'''

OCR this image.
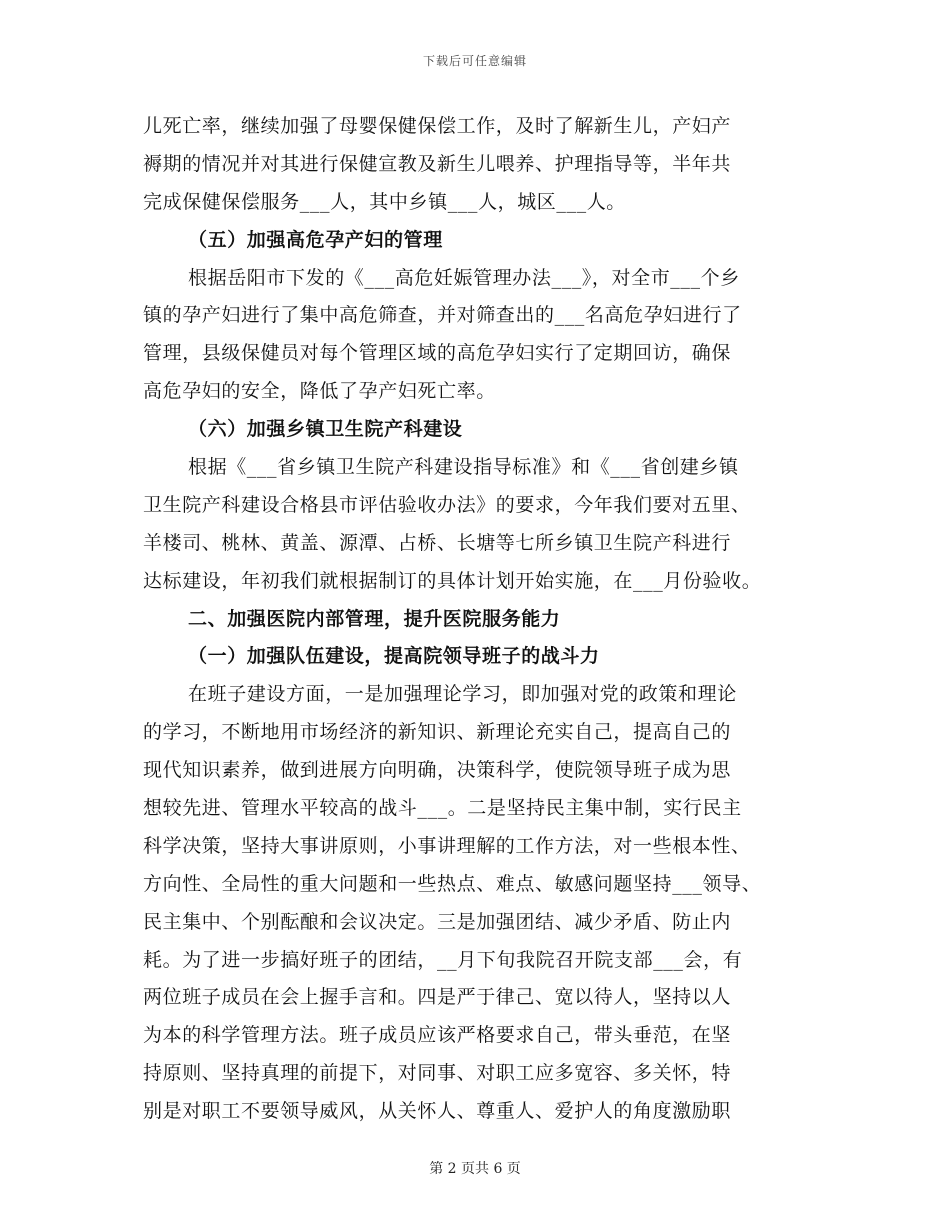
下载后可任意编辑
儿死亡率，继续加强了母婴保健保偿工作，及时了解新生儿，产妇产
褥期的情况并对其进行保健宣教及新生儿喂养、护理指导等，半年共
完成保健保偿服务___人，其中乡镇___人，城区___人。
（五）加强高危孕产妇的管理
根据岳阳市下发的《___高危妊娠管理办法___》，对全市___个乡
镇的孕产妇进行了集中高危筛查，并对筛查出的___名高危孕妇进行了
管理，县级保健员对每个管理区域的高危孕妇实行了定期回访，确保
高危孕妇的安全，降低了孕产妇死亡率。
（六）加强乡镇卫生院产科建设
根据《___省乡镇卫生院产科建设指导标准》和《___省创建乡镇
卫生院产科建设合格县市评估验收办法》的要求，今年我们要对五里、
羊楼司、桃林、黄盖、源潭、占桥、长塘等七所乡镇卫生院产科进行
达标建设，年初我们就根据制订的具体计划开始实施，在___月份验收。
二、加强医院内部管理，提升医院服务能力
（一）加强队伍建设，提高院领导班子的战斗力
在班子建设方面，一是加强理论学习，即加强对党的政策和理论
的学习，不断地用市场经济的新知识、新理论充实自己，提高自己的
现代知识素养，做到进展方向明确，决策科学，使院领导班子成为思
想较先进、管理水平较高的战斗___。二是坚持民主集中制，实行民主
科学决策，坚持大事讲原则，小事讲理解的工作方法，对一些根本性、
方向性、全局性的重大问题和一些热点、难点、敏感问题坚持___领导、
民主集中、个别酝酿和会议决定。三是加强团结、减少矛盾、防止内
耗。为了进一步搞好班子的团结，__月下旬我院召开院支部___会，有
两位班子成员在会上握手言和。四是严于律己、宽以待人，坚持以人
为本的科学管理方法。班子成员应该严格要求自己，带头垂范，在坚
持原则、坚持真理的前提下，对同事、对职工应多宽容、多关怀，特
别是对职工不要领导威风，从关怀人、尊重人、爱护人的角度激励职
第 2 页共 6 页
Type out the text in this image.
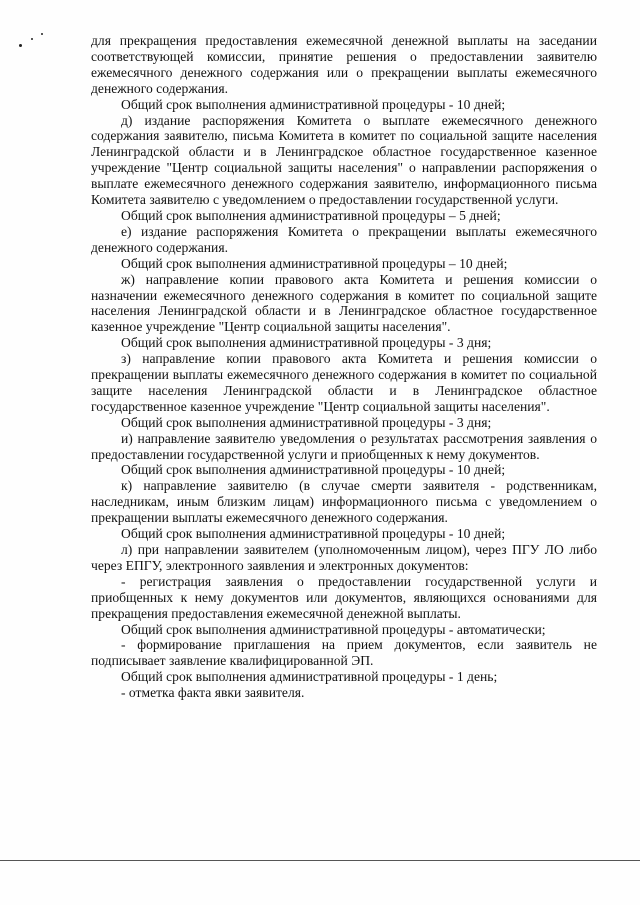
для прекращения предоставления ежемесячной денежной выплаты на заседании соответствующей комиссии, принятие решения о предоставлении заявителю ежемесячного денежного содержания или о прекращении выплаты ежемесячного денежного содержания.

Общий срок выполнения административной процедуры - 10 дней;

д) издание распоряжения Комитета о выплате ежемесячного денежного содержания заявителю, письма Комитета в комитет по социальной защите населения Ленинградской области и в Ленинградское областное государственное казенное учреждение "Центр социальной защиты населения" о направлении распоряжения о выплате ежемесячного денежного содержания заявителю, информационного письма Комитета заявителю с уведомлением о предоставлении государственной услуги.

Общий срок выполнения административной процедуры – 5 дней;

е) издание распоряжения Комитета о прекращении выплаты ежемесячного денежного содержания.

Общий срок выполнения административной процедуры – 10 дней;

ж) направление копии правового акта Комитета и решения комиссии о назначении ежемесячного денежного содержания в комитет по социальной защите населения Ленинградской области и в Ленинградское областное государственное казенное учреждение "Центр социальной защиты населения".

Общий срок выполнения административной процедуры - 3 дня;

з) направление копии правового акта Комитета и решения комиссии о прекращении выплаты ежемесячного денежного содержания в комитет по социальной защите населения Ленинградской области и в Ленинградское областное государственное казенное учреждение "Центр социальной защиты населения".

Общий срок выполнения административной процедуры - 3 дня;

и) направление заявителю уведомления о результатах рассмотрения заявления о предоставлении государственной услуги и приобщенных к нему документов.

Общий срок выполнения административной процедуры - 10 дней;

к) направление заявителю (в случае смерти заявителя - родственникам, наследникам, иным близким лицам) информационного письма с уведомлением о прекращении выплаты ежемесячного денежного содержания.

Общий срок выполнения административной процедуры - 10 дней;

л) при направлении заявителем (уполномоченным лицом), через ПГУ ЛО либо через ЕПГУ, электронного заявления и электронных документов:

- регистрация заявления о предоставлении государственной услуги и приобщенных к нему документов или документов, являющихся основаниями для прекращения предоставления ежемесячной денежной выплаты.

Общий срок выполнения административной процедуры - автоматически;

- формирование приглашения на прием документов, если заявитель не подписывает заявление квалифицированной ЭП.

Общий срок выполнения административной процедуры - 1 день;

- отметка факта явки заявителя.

'''
'''

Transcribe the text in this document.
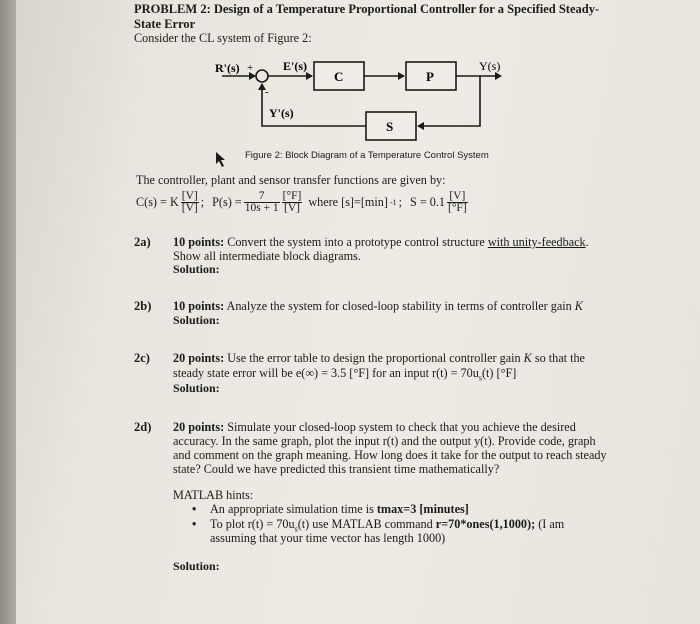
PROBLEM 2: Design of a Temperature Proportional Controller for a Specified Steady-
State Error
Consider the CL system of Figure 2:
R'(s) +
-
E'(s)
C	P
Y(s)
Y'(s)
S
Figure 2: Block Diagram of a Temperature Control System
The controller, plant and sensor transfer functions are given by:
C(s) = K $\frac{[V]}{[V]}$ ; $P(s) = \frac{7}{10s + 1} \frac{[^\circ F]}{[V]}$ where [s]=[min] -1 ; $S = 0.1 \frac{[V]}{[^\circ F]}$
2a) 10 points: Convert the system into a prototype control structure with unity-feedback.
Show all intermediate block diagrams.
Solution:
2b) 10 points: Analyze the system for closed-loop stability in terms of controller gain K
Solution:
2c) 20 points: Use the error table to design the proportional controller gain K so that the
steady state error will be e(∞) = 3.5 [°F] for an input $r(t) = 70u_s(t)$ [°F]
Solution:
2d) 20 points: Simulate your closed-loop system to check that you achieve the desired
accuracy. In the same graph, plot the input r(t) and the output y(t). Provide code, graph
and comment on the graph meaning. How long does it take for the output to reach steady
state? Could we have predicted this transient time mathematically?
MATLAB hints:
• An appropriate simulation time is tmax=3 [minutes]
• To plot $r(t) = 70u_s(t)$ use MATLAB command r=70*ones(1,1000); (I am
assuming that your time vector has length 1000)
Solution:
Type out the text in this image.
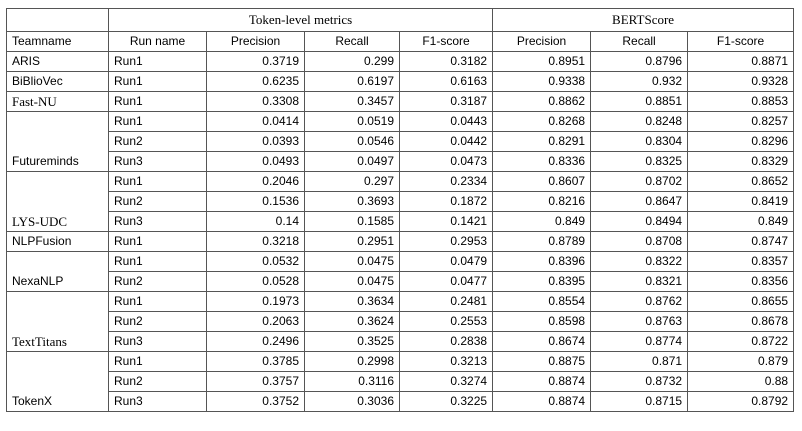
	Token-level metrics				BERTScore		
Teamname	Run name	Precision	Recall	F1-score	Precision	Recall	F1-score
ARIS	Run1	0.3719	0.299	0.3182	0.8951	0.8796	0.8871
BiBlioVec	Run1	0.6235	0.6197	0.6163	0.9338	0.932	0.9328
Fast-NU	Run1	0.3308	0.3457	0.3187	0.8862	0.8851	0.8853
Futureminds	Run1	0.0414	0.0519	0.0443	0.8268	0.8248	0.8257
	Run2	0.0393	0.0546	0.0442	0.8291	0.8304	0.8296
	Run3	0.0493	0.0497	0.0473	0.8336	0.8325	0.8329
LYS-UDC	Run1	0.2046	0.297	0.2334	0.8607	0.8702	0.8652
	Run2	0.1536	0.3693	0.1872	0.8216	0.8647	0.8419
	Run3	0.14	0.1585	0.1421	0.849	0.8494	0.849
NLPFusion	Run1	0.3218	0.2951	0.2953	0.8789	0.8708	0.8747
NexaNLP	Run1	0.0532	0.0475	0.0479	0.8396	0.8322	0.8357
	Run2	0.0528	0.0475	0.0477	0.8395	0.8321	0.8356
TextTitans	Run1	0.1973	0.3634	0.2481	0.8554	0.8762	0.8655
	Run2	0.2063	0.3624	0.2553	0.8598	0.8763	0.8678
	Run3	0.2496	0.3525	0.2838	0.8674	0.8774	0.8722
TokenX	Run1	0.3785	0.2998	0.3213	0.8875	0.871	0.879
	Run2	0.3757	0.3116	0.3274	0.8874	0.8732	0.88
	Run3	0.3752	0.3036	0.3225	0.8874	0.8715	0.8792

'''
'''

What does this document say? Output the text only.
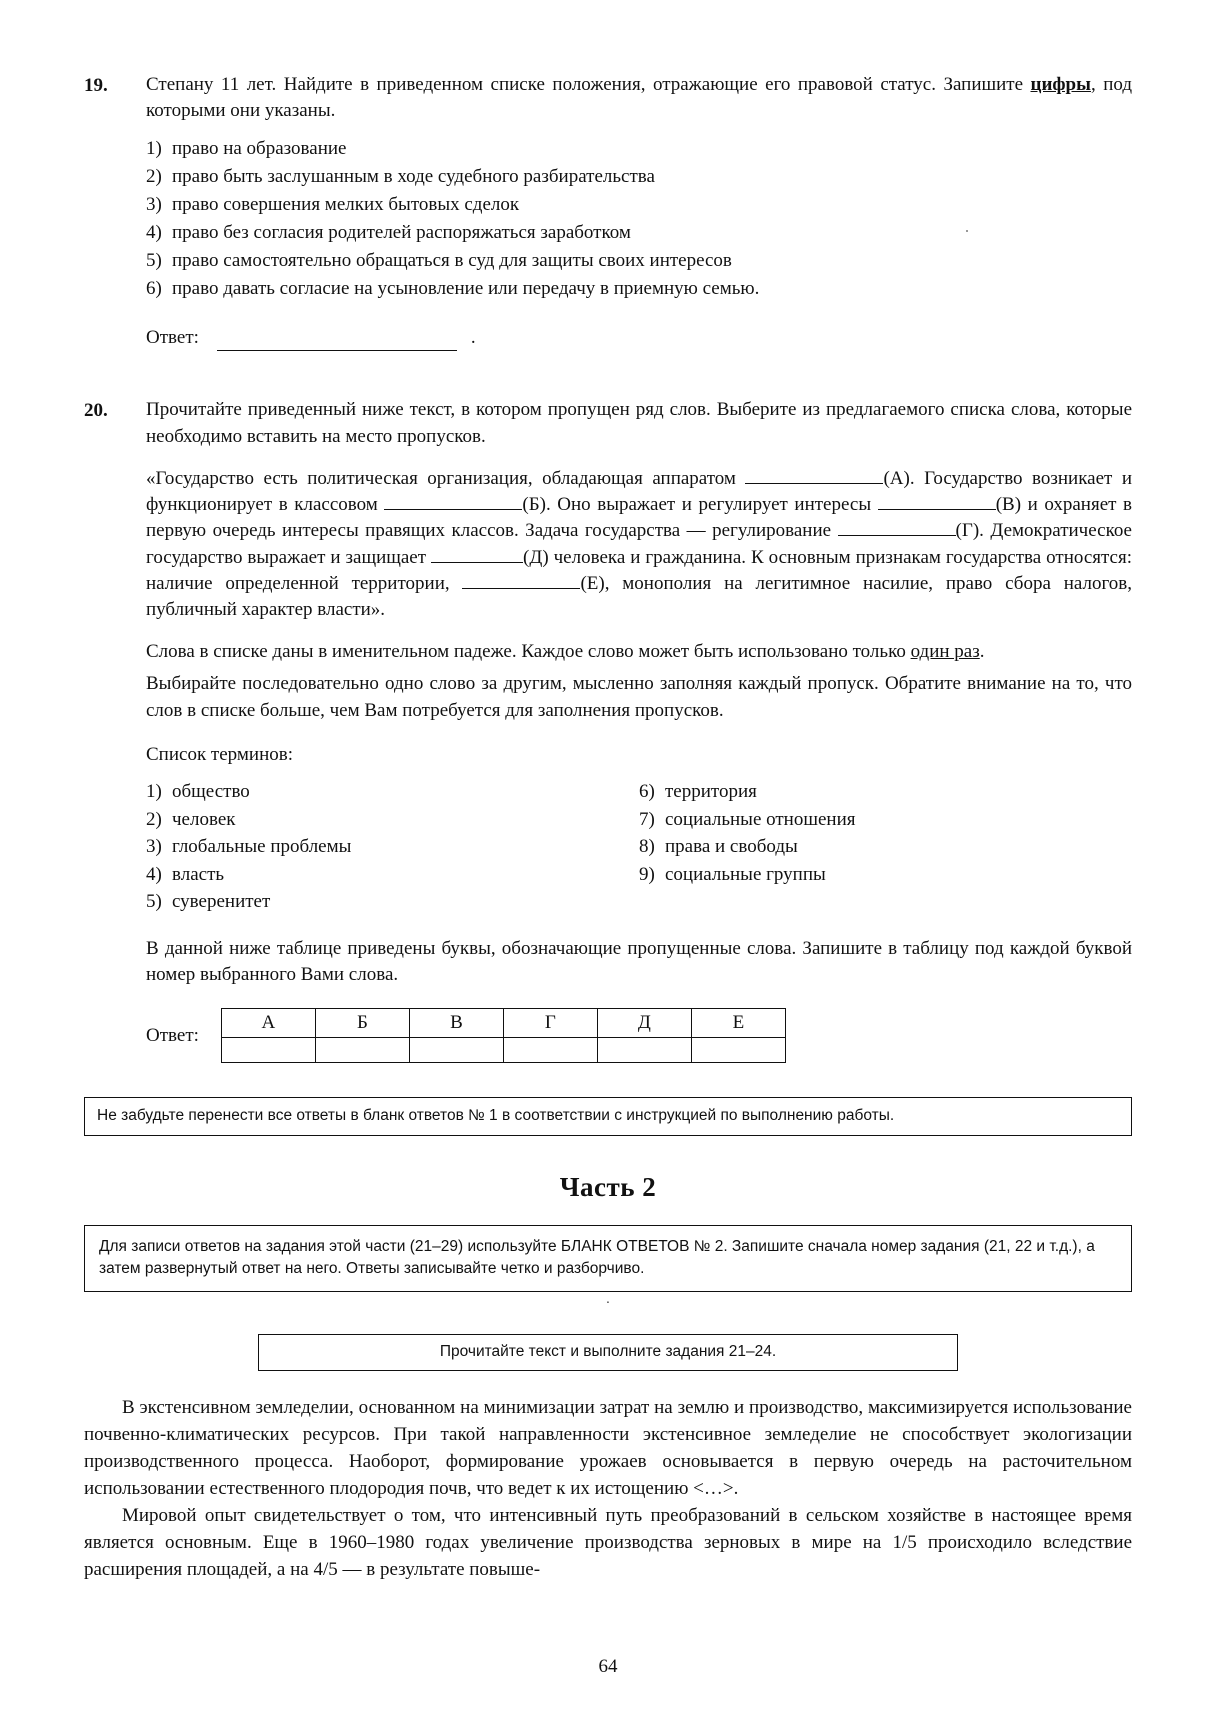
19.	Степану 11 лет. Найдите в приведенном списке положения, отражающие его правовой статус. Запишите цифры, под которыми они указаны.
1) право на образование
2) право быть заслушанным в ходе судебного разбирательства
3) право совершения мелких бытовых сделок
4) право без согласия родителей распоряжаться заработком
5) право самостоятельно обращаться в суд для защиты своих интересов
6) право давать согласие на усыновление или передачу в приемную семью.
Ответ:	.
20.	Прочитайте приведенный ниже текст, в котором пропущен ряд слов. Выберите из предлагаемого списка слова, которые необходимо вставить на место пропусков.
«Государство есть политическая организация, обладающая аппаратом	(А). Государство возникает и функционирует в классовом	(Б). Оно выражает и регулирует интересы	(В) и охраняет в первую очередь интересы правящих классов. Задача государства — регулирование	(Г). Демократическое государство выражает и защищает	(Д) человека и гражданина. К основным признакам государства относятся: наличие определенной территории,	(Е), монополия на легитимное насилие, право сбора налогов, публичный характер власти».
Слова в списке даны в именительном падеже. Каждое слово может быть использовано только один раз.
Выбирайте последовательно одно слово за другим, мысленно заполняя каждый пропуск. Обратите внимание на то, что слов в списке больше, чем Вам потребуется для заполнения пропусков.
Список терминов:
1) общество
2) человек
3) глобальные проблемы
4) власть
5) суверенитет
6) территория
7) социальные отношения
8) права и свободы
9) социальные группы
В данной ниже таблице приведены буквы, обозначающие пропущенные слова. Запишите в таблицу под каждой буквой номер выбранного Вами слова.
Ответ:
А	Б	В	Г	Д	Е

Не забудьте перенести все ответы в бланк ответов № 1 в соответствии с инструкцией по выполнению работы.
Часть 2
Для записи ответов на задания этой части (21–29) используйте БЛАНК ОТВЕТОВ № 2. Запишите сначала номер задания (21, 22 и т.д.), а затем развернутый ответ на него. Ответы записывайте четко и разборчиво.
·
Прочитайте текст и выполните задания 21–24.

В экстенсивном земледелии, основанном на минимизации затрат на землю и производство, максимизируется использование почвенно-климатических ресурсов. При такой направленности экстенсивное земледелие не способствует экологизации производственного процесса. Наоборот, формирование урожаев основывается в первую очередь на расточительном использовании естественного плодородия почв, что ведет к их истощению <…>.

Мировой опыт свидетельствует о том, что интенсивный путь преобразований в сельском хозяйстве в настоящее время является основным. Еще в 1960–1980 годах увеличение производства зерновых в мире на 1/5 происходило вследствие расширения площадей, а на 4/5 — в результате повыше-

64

'''

● **WHAT NEEDS TO BE DONE**: Go through the entries above and copy every line containing "gain".

● **WRITTEN ANSWER**:
2b) 10 points: Analyze the system for closed-loop stability in terms of controller gain K
2c) 20 points: Use the error table to design the proportional controller gain K so that the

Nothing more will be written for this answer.